## WHAT IS REQUIRED
Find the string "Youth" and gather every line that holds it.

## DATA

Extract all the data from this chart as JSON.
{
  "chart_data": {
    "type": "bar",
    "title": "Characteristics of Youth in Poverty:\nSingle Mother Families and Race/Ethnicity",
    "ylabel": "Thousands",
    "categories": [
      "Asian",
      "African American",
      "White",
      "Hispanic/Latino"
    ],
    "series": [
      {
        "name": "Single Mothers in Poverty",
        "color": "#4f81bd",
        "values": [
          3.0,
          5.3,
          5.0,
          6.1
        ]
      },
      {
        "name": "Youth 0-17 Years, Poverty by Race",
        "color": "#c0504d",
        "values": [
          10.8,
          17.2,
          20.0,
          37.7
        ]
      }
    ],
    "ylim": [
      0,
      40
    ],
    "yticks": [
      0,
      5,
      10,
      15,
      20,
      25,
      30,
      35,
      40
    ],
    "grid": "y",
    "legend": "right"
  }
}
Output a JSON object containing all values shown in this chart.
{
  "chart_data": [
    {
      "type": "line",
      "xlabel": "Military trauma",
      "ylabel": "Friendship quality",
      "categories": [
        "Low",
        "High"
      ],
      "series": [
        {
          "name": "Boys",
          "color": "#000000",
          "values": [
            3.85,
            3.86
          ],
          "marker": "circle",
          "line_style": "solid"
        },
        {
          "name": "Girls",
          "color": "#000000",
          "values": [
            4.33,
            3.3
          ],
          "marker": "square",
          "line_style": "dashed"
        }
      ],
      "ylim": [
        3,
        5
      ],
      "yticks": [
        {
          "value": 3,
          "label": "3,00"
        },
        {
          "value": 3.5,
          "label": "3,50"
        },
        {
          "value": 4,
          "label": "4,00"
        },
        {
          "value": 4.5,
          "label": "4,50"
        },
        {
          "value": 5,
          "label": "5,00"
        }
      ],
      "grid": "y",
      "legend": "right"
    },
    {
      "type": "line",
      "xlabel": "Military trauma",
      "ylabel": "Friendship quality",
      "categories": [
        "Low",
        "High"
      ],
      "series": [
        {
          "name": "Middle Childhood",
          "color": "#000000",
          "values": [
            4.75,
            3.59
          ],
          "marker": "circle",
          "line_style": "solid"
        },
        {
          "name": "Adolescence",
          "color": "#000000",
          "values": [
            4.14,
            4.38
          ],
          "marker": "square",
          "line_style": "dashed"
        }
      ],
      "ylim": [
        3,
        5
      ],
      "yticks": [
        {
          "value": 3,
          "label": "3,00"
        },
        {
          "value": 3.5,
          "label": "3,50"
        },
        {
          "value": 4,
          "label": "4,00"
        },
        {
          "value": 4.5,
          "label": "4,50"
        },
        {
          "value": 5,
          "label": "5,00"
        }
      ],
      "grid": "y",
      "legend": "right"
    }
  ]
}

## SOLUTION TO THE PROBLEM
    "title": "Characteristics of Youth in Poverty:\nSingle Mother Families and Race/Ethnicity",
        "name": "Youth 0-17 Years, Poverty by Race",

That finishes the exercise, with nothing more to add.